## CHALLENGE
Copy each line below without leaving any out.

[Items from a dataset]
★ ★ ★

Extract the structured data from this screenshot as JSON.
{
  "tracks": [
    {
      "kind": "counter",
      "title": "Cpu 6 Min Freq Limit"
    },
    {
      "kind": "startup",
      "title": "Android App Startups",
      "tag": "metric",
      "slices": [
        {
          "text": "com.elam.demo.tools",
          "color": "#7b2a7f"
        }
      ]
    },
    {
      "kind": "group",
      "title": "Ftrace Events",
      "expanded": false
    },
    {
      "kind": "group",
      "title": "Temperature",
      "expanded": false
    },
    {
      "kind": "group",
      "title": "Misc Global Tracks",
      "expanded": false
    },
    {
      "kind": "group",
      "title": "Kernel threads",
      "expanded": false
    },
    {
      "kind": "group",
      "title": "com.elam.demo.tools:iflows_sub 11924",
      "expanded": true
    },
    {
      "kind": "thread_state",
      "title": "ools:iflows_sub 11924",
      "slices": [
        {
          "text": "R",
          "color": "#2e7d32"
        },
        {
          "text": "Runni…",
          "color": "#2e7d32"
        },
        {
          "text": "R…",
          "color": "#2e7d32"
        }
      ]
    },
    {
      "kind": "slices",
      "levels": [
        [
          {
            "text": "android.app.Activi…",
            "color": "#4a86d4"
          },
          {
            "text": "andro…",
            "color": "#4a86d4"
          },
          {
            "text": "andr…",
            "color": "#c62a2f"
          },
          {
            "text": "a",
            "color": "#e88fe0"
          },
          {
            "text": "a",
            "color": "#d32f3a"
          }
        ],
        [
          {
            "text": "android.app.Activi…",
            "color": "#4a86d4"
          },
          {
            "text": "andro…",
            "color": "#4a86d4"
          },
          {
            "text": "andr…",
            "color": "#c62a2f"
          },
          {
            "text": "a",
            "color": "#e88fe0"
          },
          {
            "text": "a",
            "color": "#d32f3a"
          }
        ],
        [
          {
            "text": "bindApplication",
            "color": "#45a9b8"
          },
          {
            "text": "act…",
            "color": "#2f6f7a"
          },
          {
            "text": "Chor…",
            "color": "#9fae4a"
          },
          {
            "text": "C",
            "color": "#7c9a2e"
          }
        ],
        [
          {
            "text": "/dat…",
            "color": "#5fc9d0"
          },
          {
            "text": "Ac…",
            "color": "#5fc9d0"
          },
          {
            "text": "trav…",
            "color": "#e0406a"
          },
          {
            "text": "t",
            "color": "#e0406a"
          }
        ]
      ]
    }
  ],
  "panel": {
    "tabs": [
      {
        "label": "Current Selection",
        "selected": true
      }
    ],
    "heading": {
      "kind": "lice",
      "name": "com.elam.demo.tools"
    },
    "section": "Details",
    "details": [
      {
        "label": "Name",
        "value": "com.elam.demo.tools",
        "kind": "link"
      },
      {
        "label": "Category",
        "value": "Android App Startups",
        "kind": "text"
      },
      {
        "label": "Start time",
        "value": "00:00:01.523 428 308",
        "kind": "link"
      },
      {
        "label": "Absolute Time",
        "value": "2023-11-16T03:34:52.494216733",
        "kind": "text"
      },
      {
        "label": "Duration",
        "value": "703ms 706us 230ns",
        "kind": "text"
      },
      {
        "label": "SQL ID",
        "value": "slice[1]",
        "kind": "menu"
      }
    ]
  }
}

★ ★ ★

## SOLUTION BELOW
Extract the structured data from this screenshot as JSON.
{
  "tracks": [
    {
      "kind": "counter",
      "title": "Cpu 6 Min Freq Limit"
    },
    {
      "kind": "startup",
      "title": "Android App Startups",
      "tag": "metric",
      "slices": [
        {
          "text": "com.elam.demo.tools",
          "color": "#7b2a7f"
        }
      ]
    },
    {
      "kind": "group",
      "title": "Ftrace Events",
      "expanded": false
    },
    {
      "kind": "group",
      "title": "Temperature",
      "expanded": false
    },
    {
      "kind": "group",
      "title": "Misc Global Tracks",
      "expanded": false
    },
    {
      "kind": "group",
      "title": "Kernel threads",
      "expanded": false
    },
    {
      "kind": "group",
      "title": "com.elam.demo.tools:iflows_sub 11924",
      "expanded": true
    },
    {
      "kind": "thread_state",
      "title": "ools:iflows_sub 11924",
      "slices": [
        {
          "text": "R",
          "color": "#2e7d32"
        },
        {
          "text": "Runni…",
          "color": "#2e7d32"
        },
        {
          "text": "R…",
          "color": "#2e7d32"
        }
      ]
    },
    {
      "kind": "slices",
      "levels": [
        [
          {
            "text": "android.app.Activi…",
            "color": "#4a86d4"
          },
          {
            "text": "andro…",
            "color": "#4a86d4"
          },
          {
            "text": "andr…",
            "color": "#c62a2f"
          },
          {
            "text": "a",
            "color": "#e88fe0"
          },
          {
            "text": "a",
            "color": "#d32f3a"
          }
        ],
        [
          {
            "text": "android.app.Activi…",
            "color": "#4a86d4"
          },
          {
            "text": "andro…",
            "color": "#4a86d4"
          },
          {
            "text": "andr…",
            "color": "#c62a2f"
          },
          {
            "text": "a",
            "color": "#e88fe0"
          },
          {
            "text": "a",
            "color": "#d32f3a"
          }
        ],
        [
          {
            "text": "bindApplication",
            "color": "#45a9b8"
          },
          {
            "text": "act…",
            "color": "#2f6f7a"
          },
          {
            "text": "Chor…",
            "color": "#9fae4a"
          },
          {
            "text": "C",
            "color": "#7c9a2e"
          }
        ],
        [
          {
            "text": "/dat…",
            "color": "#5fc9d0"
          },
          {
            "text": "Ac…",
            "color": "#5fc9d0"
          },
          {
            "text": "trav…",
            "color": "#e0406a"
          },
          {
            "text": "t",
            "color": "#e0406a"
          }
        ]
      ]
    }
  ],
  "panel": {
    "tabs": [
      {
        "label": "Current Selection",
        "selected": true
      }
    ],
    "heading": {
      "kind": "lice",
      "name": "com.elam.demo.tools"
    },
    "section": "Details",
    "details": [
      {
        "label": "Name",
        "value": "com.elam.demo.tools",
        "kind": "link"
      },
      {
        "label": "Category",
        "value": "Android App Startups",
        "kind": "text"
      },
      {
        "label": "Start time",
        "value": "00:00:01.523 428 308",
        "kind": "link"
      },
      {
        "label": "Absolute Time",
        "value": "2023-11-16T03:34:52.494216733",
        "kind": "text"
      },
      {
        "label": "Duration",
        "value": "703ms 706us 230ns",
        "kind": "text"
      },
      {
        "label": "SQL ID",
        "value": "slice[1]",
        "kind": "menu"
      }
    ]
  }
}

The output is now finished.